- **Requirements**: Do any lines in the data below contain "robot"? If so, copy every one of them.

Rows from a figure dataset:
++++++++++

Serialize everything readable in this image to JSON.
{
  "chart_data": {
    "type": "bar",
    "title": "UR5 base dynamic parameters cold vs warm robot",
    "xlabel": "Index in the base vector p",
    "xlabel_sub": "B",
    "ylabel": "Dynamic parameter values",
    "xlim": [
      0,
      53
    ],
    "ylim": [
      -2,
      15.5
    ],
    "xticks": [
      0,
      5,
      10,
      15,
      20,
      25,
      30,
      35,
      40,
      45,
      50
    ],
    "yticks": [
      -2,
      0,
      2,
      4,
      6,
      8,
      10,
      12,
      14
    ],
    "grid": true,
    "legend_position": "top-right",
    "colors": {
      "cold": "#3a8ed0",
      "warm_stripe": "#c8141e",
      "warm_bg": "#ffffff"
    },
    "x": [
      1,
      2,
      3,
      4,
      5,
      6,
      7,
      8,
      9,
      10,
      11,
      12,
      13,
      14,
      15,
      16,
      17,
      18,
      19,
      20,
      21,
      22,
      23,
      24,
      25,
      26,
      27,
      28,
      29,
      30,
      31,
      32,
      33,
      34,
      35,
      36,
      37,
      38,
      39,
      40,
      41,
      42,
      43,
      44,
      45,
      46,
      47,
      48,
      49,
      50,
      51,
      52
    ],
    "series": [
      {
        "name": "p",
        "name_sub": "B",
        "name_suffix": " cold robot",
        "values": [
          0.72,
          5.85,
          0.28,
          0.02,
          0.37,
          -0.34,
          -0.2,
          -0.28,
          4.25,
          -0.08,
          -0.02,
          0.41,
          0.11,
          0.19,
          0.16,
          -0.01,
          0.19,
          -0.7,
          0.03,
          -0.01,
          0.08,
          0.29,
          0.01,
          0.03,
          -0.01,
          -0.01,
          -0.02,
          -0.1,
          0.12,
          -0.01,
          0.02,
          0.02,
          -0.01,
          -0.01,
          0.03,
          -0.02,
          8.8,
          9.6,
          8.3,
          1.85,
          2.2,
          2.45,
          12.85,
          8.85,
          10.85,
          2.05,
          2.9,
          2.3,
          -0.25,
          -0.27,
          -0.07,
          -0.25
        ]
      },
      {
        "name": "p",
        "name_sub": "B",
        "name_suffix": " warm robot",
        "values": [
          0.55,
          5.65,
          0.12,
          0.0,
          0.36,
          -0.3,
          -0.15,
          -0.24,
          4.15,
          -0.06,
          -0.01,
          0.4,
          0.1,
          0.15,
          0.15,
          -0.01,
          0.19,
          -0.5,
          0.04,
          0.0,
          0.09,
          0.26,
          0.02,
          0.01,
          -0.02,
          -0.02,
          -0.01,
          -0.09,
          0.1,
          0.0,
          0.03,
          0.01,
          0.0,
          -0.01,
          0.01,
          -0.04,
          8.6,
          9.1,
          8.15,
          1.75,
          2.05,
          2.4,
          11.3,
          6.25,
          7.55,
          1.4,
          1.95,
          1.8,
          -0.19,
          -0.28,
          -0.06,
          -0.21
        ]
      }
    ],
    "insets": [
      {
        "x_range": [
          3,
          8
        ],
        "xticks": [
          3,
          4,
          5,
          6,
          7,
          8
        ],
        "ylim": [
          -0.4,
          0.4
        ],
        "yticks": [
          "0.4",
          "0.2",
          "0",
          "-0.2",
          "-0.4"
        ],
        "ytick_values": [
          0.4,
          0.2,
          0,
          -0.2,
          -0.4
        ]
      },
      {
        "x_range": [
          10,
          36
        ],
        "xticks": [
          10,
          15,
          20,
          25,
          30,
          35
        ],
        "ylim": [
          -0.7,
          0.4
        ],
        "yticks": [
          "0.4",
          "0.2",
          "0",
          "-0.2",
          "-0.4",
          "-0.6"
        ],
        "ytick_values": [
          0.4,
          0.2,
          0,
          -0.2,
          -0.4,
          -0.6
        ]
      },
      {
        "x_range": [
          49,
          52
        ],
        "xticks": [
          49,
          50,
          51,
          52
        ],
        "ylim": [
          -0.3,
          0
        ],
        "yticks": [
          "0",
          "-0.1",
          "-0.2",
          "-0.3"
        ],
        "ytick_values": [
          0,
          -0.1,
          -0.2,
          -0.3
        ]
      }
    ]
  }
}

++++++++++

- **Solution to this task**:
    "title": "UR5 base dynamic parameters cold vs warm robot",
        "name_suffix": " cold robot",
        "name_suffix": " warm robot",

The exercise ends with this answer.